*Requisitos de la tarea:*
Copia literalmente la parte del texto sobre Enrique IV que aparece más abajo, desde "El ensayo de" hasta "de la persona.".

*Fragmento del documento:*
○ ○ ○ ○

El personaje es uno de los reyes nefastos de nuestra historia. Hay muchos. Los borbones lo han sido todos, con la excepción de Carlos III. Enrique IV al menos era español; el último rey verdaderamente español junto con su medio hermana la gran reina Isabel.
El ensayo de Marañón está muy centrado en los aspectos clínicos porque Enrique IV presentaba una serie de patologías notorias. La teoría médica de Marañón consideraba que el sistema endocrino -las glándulas- determinaban en gran parte los aspectos psicológicos de la persona.
Lo que haré en este repaso en dos partes es traer extractos de las partes del libro que considero más interesantes.
Para empezar, del Prólogo:
Recordemos cuáles eran sus rasgos más significativos: retraído, débil de carácter, abúlico, displásico eunucoide con reacción acromegálica, esquizoide, con tendencias homosexuales, exhibicionista y con impotencia relativa, esta última basada en condiciones orgánicas pero probablemente exacerbada por influencias psicológicas.
Para echarse a temblar… Displásico eunucoide indica una constitución deficiente de los órganos sexuales; acromegalia es gigantismo; esquizoide es un punto menos que esquizofrénico.
Sin embargo, el Prólogo se refiere también a otros historiadores posteriores que presentan un punto de vista diferente sobre el rey (“revisionistas”…)
… ha sido en las últimas décadas cuando se ha producido una notable revisión del reinado de Enrique IV. Los trabajos del profesor Suárez han contribuido a entender mejor la compleja trama de la historia castellana entre los años 1454 y 1474. Pero el principal valedor de la obra del discutido monarca ha sido el historiador norteamericano W, D. Phillips…
Por ejemplo:
… hasta qué punto los aciertos que se atribuyen a los Reyes Católicos, no eran, en el mejor de los casos, sino expresión de una clara continuidad con las decisiones de su antecesor en el trono.

○ ○ ○ ○

*Datos de análisis de maquetación de documentos:*
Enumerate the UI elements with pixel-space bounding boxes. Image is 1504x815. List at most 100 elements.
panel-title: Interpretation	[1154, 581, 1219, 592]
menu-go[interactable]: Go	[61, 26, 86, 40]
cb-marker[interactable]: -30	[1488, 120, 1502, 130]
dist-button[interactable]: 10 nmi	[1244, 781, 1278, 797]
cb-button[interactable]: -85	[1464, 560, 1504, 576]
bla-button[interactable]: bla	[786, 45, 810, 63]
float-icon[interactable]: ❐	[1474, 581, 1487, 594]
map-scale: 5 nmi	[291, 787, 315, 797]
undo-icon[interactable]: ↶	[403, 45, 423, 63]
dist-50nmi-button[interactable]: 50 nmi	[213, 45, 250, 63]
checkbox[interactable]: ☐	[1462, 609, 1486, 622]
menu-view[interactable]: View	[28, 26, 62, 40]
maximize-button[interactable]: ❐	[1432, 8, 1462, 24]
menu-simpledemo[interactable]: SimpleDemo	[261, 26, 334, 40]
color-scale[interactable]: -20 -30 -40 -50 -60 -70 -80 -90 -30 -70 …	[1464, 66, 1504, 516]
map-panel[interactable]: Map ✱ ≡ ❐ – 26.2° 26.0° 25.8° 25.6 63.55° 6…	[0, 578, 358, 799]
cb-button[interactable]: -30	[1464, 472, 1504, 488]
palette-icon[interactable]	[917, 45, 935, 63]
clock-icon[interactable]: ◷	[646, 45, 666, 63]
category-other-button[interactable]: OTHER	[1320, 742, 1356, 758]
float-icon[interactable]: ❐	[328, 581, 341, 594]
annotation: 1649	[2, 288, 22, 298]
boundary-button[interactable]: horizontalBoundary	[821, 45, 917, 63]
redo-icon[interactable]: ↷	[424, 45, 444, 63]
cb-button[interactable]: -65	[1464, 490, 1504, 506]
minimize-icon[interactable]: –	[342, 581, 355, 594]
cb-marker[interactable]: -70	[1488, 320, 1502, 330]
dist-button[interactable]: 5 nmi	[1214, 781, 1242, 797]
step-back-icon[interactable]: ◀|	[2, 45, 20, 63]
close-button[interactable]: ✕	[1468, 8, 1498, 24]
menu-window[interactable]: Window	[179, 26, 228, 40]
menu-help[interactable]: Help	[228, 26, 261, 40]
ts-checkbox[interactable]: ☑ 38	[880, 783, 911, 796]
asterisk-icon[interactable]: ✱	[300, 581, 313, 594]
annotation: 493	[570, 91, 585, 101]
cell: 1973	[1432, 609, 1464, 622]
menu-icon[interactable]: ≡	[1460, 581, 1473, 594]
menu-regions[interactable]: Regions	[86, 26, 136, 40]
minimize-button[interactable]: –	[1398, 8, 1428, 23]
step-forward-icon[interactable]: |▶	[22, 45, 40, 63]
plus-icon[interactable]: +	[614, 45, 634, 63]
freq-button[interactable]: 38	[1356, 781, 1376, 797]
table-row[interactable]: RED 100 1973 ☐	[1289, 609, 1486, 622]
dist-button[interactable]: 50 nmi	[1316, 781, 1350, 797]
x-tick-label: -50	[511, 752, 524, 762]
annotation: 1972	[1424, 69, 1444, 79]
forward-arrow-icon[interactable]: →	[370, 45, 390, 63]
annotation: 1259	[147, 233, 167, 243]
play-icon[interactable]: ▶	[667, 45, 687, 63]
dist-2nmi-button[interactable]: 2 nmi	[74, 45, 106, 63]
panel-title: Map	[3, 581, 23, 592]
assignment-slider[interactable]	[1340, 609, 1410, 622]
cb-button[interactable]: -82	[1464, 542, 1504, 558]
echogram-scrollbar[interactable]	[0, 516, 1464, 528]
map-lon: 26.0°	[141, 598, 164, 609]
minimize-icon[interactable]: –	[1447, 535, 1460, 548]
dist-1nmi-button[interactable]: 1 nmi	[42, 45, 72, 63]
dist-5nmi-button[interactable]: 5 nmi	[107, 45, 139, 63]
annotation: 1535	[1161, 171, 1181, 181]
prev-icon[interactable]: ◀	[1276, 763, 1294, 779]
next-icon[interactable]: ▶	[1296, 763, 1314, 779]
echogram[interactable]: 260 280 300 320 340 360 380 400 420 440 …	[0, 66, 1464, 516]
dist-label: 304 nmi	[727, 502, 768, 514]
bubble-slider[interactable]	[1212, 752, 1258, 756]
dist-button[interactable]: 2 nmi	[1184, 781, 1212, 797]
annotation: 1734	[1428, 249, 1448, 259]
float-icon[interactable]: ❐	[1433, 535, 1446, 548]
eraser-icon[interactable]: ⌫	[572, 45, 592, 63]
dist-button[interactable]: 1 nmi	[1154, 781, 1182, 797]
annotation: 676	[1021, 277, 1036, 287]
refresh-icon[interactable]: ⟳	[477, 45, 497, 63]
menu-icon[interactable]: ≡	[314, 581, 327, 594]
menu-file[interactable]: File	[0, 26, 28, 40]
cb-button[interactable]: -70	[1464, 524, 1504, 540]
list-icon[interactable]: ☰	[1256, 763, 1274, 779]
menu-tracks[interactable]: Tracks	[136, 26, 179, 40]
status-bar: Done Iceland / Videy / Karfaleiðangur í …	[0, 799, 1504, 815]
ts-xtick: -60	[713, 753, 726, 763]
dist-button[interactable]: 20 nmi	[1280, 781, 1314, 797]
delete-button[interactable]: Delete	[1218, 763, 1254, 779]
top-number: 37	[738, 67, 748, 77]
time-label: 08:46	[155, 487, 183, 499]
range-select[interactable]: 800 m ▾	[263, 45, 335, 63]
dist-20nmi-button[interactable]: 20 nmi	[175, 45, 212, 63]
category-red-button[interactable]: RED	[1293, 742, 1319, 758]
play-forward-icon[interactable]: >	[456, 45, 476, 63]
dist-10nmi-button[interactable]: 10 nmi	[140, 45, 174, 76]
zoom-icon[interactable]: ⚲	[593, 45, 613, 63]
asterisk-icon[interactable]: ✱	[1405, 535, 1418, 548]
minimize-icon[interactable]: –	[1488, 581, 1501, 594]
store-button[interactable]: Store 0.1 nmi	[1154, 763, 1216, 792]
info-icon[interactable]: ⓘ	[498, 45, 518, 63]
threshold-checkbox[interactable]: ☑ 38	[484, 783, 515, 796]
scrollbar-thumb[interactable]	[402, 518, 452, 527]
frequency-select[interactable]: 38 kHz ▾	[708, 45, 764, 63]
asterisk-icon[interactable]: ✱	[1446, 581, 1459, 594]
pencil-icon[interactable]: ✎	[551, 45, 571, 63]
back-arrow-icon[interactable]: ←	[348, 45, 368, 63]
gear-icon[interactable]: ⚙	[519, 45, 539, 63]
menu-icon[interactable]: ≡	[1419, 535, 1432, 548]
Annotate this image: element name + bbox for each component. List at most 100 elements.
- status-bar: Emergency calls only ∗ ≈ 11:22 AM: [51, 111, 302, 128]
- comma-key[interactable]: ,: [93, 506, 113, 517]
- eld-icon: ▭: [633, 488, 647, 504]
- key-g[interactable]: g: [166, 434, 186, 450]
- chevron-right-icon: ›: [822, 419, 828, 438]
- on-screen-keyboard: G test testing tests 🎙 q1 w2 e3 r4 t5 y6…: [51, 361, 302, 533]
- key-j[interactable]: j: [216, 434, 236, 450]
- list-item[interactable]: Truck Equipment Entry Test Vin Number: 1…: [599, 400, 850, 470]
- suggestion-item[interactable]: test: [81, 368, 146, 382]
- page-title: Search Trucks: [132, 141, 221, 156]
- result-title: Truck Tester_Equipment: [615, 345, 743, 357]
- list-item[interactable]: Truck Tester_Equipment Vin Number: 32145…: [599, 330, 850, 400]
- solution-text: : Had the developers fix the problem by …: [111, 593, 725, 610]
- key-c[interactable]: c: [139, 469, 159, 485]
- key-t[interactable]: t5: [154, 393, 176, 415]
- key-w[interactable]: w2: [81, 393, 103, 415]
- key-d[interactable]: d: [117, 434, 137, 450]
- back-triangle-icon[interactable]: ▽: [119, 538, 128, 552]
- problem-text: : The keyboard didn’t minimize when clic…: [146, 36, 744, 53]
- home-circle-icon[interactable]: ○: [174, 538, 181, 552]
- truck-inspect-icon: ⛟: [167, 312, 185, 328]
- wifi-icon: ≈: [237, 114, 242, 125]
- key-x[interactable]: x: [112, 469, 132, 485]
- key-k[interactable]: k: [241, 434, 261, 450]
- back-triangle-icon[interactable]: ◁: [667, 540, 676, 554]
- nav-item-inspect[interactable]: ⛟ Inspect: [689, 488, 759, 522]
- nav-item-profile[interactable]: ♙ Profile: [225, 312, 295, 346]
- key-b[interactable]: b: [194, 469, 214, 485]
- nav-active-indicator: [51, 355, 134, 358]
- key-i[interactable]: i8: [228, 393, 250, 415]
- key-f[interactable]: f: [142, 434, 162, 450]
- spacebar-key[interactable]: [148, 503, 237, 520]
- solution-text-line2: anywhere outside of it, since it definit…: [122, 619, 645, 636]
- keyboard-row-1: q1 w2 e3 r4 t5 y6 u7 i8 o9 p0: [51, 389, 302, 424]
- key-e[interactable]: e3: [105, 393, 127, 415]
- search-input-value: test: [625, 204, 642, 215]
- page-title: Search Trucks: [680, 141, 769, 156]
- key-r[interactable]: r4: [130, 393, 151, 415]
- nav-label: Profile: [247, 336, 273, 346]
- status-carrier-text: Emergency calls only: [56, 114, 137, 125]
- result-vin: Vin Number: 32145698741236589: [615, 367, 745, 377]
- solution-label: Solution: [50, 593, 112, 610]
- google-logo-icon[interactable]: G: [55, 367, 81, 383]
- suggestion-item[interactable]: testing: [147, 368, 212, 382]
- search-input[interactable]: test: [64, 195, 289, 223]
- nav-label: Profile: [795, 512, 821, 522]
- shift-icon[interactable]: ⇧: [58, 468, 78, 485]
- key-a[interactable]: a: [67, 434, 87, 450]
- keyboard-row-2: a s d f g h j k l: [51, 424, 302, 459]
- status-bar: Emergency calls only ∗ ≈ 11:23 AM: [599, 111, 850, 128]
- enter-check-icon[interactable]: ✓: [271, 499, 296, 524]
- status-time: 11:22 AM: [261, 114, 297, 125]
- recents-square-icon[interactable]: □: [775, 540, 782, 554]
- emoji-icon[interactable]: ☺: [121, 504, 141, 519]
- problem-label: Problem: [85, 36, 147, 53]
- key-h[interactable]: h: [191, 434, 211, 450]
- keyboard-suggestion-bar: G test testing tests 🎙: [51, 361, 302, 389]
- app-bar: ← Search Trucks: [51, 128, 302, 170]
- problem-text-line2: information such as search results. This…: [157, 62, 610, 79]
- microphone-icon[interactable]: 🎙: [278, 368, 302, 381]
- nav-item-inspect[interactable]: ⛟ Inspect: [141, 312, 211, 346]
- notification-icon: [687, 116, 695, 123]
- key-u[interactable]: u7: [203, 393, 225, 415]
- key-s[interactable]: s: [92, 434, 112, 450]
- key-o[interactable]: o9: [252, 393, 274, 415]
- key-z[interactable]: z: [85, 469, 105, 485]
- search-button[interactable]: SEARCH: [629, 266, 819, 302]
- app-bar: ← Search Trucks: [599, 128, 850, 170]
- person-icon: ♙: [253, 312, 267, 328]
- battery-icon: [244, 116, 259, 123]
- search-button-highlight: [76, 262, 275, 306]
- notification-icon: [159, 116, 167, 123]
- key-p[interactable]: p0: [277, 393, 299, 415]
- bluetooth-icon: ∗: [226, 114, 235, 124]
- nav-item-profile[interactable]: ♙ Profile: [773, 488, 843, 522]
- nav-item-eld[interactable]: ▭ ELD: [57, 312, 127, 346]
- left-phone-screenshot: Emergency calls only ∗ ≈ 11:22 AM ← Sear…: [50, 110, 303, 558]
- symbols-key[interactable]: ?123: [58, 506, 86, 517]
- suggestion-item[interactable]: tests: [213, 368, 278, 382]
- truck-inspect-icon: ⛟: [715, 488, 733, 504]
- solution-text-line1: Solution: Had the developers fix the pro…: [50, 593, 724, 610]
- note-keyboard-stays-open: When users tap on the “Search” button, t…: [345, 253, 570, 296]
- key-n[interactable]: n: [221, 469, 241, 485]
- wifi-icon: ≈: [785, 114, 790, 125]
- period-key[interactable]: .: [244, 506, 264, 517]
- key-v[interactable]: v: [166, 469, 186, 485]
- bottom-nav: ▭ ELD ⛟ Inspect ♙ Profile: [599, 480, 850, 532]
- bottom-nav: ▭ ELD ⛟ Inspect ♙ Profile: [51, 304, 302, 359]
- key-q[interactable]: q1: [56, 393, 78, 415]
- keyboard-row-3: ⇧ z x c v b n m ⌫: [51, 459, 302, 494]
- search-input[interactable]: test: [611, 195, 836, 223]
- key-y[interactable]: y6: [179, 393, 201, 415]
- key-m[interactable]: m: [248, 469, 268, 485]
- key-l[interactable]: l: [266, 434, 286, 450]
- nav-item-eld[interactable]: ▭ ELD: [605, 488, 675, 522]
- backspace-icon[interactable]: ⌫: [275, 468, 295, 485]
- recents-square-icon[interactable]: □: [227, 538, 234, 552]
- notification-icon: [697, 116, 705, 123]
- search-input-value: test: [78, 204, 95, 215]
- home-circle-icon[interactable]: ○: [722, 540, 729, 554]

○ ○ ○ ○

*Respuesta al ejercicio:*
El ensayo de Marañón está muy centrado en los aspectos clínicos porque Enrique IV presentaba una serie de patologías notorias. La teoría médica de Marañón consideraba que el sistema endocrino -las glándulas- determinaban en gran parte los aspectos psicológicos de la persona.